→ Exercise requirements:
Give the data below again, word for word.

→ Data entries:
########
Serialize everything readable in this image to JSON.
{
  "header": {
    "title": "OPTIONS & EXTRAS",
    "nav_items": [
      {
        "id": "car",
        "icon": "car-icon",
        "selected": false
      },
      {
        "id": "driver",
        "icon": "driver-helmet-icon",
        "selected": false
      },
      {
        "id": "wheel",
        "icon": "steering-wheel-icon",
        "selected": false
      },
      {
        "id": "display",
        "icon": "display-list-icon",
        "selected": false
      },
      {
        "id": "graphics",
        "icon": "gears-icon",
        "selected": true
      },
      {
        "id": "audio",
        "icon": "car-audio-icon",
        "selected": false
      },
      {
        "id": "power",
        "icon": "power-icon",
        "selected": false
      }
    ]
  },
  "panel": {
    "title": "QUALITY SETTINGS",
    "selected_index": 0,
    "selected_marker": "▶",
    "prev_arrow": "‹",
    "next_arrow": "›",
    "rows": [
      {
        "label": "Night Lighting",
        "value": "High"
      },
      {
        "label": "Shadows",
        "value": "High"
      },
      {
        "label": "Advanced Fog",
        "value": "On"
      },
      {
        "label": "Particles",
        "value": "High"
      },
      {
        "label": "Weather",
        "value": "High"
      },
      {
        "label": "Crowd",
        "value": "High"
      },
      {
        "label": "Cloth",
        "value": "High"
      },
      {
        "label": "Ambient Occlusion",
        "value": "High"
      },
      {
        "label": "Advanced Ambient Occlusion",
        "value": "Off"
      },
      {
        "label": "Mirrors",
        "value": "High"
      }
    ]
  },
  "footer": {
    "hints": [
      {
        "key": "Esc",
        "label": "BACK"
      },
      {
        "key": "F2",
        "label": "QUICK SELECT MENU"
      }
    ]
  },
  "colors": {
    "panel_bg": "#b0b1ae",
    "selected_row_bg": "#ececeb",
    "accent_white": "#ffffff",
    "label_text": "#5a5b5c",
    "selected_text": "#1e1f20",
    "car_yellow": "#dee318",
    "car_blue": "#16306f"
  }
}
########
→ Exercise output:
Serialize everything readable in this image to JSON.
{
  "header": {
    "title": "OPTIONS & EXTRAS",
    "nav_items": [
      {
        "id": "car",
        "icon": "car-icon",
        "selected": false
      },
      {
        "id": "driver",
        "icon": "driver-helmet-icon",
        "selected": false
      },
      {
        "id": "wheel",
        "icon": "steering-wheel-icon",
        "selected": false
      },
      {
        "id": "display",
        "icon": "display-list-icon",
        "selected": false
      },
      {
        "id": "graphics",
        "icon": "gears-icon",
        "selected": true
      },
      {
        "id": "audio",
        "icon": "car-audio-icon",
        "selected": false
      },
      {
        "id": "power",
        "icon": "power-icon",
        "selected": false
      }
    ]
  },
  "panel": {
    "title": "QUALITY SETTINGS",
    "selected_index": 0,
    "selected_marker": "▶",
    "prev_arrow": "‹",
    "next_arrow": "›",
    "rows": [
      {
        "label": "Night Lighting",
        "value": "High"
      },
      {
        "label": "Shadows",
        "value": "High"
      },
      {
        "label": "Advanced Fog",
        "value": "On"
      },
      {
        "label": "Particles",
        "value": "High"
      },
      {
        "label": "Weather",
        "value": "High"
      },
      {
        "label": "Crowd",
        "value": "High"
      },
      {
        "label": "Cloth",
        "value": "High"
      },
      {
        "label": "Ambient Occlusion",
        "value": "High"
      },
      {
        "label": "Advanced Ambient Occlusion",
        "value": "Off"
      },
      {
        "label": "Mirrors",
        "value": "High"
      }
    ]
  },
  "footer": {
    "hints": [
      {
        "key": "Esc",
        "label": "BACK"
      },
      {
        "key": "F2",
        "label": "QUICK SELECT MENU"
      }
    ]
  },
  "colors": {
    "panel_bg": "#b0b1ae",
    "selected_row_bg": "#ececeb",
    "accent_white": "#ffffff",
    "label_text": "#5a5b5c",
    "selected_text": "#1e1f20",
    "car_yellow": "#dee318",
    "car_blue": "#16306f"
  }
}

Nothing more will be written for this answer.